Leave out every picture, and restate word for word only the lines from the one containing "Transcribe this chart's" through the end of the material.
* begin DATA ROWS *
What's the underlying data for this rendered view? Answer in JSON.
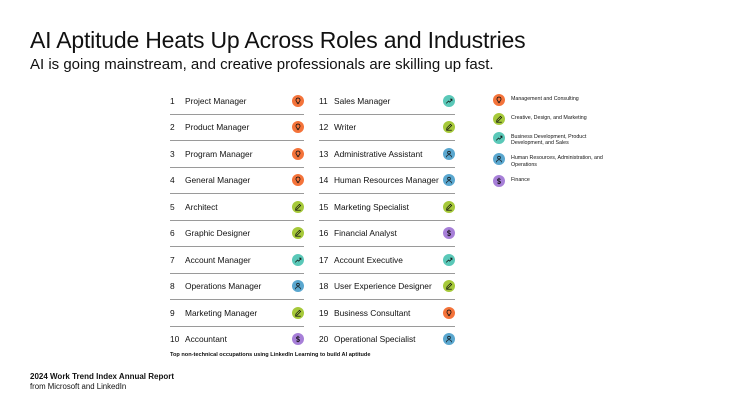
{
  "title": "AI Aptitude Heats Up Across Roles and Industries",
  "subtitle": "AI is going mainstream, and creative professionals are skilling up fast.",
  "categories": {
    "management": {
      "label": "Management and Consulting",
      "color": "#f4733a",
      "icon": "lightbulb-icon"
    },
    "creative": {
      "label": "Creative, Design, and Marketing",
      "color": "#a6c93a",
      "icon": "pencil-icon"
    },
    "business": {
      "label": "Business Development, Product Development, and Sales",
      "color": "#5ac8b8",
      "icon": "trend-up-icon"
    },
    "hr": {
      "label": "Human Resources, Administration, and Operations",
      "color": "#5aa7cf",
      "icon": "person-icon"
    },
    "finance": {
      "label": "Finance",
      "color": "#a77fd8",
      "icon": "dollar-icon"
    }
  },
  "occupations_left": [
    {
      "rank": "1",
      "name": "Project Manager",
      "category": "management"
    },
    {
      "rank": "2",
      "name": "Product Manager",
      "category": "management"
    },
    {
      "rank": "3",
      "name": "Program Manager",
      "category": "management"
    },
    {
      "rank": "4",
      "name": "General Manager",
      "category": "management"
    },
    {
      "rank": "5",
      "name": "Architect",
      "category": "creative"
    },
    {
      "rank": "6",
      "name": "Graphic Designer",
      "category": "creative"
    },
    {
      "rank": "7",
      "name": "Account Manager",
      "category": "business"
    },
    {
      "rank": "8",
      "name": "Operations Manager",
      "category": "hr"
    },
    {
      "rank": "9",
      "name": "Marketing Manager",
      "category": "creative"
    },
    {
      "rank": "10",
      "name": "Accountant",
      "category": "finance"
    }
  ],
  "occupations_right": [
    {
      "rank": "11",
      "name": "Sales Manager",
      "category": "business"
    },
    {
      "rank": "12",
      "name": "Writer",
      "category": "creative"
    },
    {
      "rank": "13",
      "name": "Administrative Assistant",
      "category": "hr"
    },
    {
      "rank": "14",
      "name": "Human Resources Manager",
      "category": "hr"
    },
    {
      "rank": "15",
      "name": "Marketing Specialist",
      "category": "creative"
    },
    {
      "rank": "16",
      "name": "Financial Analyst",
      "category": "finance"
    },
    {
      "rank": "17",
      "name": "Account Executive",
      "category": "business"
    },
    {
      "rank": "18",
      "name": "User Experience Designer",
      "category": "creative"
    },
    {
      "rank": "19",
      "name": "Business Consultant",
      "category": "management"
    },
    {
      "rank": "20",
      "name": "Operational Specialist",
      "category": "hr"
    }
  ],
  "legend_order": [
    "management",
    "creative",
    "business",
    "hr",
    "finance"
  ],
  "footnote": "Top non-technical occupations using LinkedIn Learning to build AI aptitude",
  "report": "2024 Work Trend Index Annual Report",
  "source": "from Microsoft and LinkedIn"
}
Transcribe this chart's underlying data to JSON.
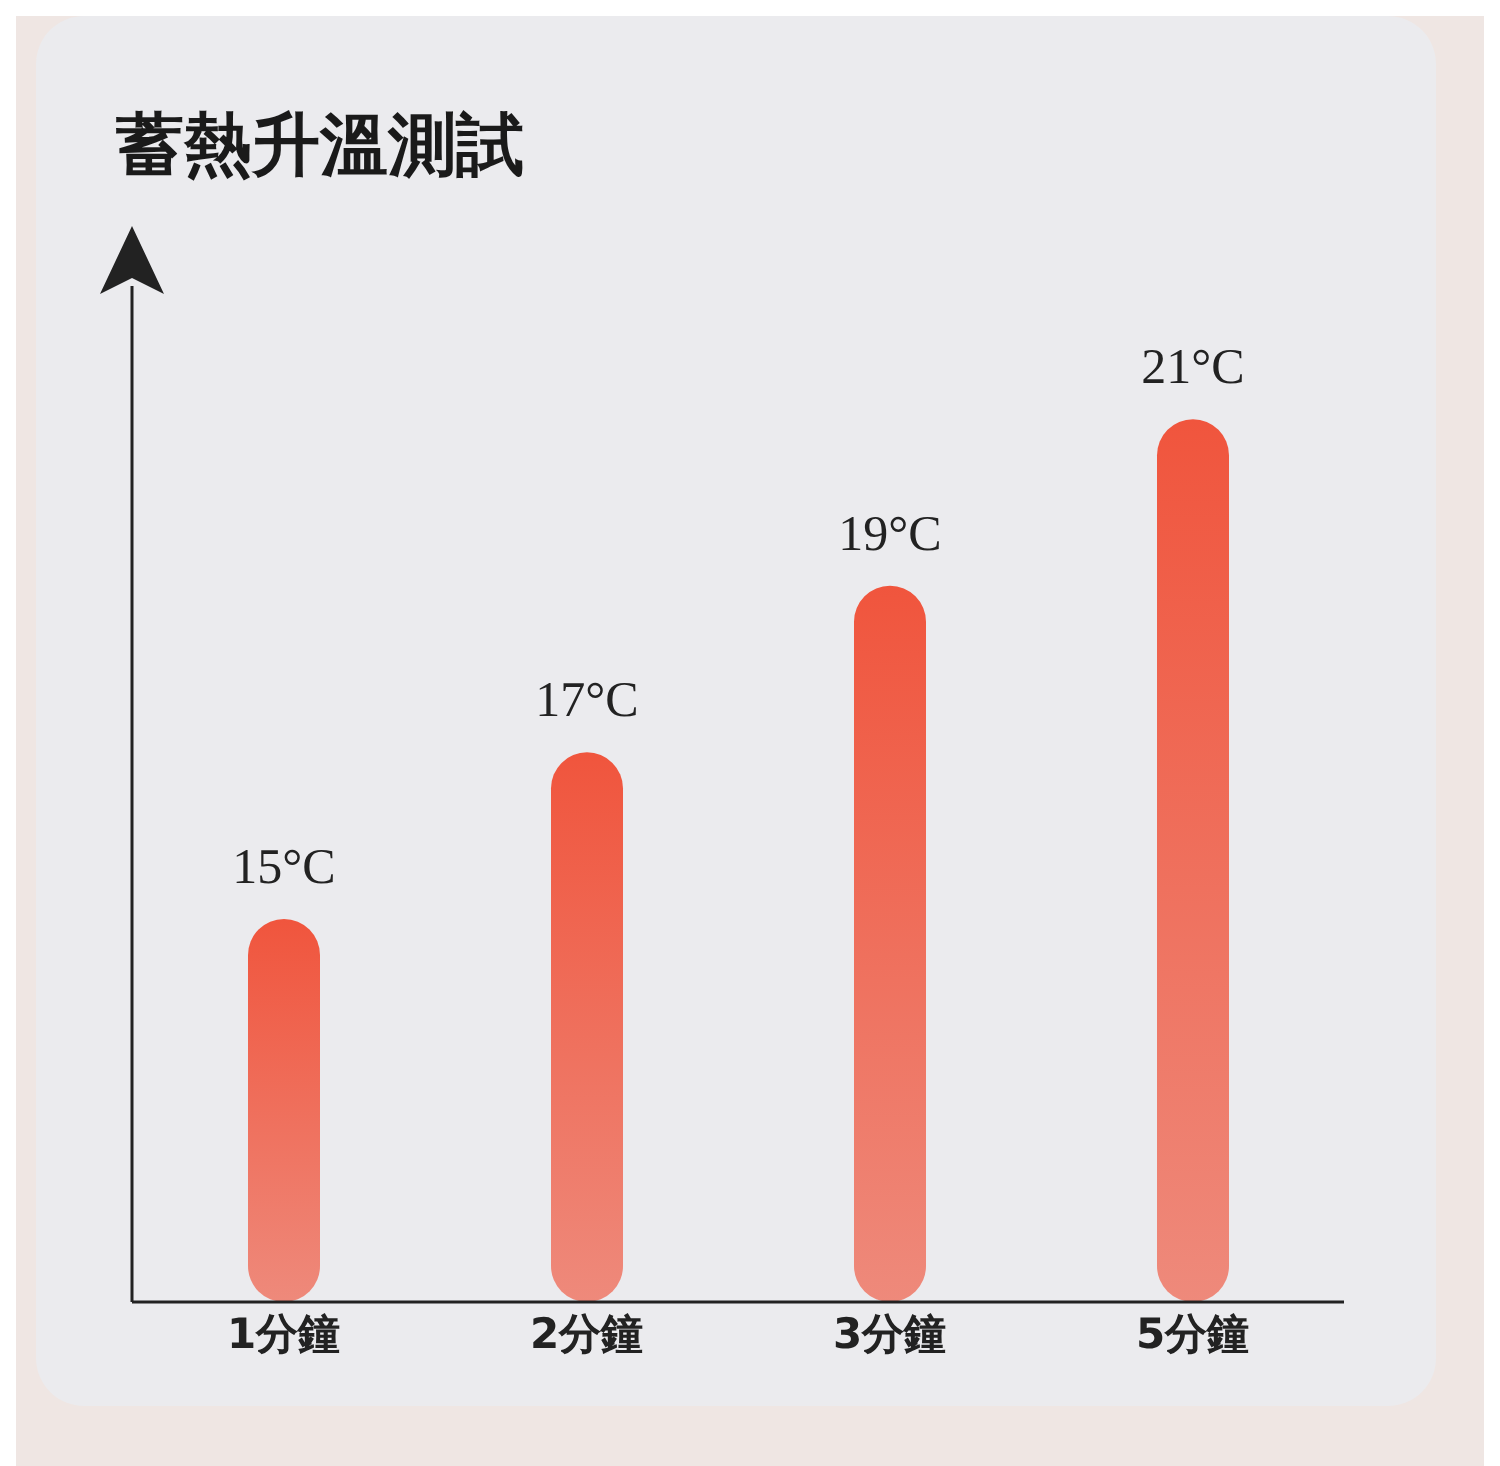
{
  "chart_data": {
    "type": "bar",
    "title": "蓄熱升溫測試",
    "categories": [
      "1分鐘",
      "2分鐘",
      "3分鐘",
      "5分鐘"
    ],
    "values": [
      15,
      17,
      19,
      21
    ],
    "value_labels": [
      "15°C",
      "17°C",
      "19°C",
      "21°C"
    ],
    "color": "#f0553d",
    "ylim": [
      10.4,
      22.6
    ],
    "tick_labels": "x"
  }
}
* end DATA ROWS *
> RESULT OF THIS TASK:
Transcribe this chart's underlying data to JSON.
{
  "chart_data": {
    "type": "bar",
    "title": "蓄熱升溫測試",
    "categories": [
      "1分鐘",
      "2分鐘",
      "3分鐘",
      "5分鐘"
    ],
    "values": [
      15,
      17,
      19,
      21
    ],
    "value_labels": [
      "15°C",
      "17°C",
      "19°C",
      "21°C"
    ],
    "color": "#f0553d",
    "ylim": [
      10.4,
      22.6
    ],
    "tick_labels": "x"
  }
}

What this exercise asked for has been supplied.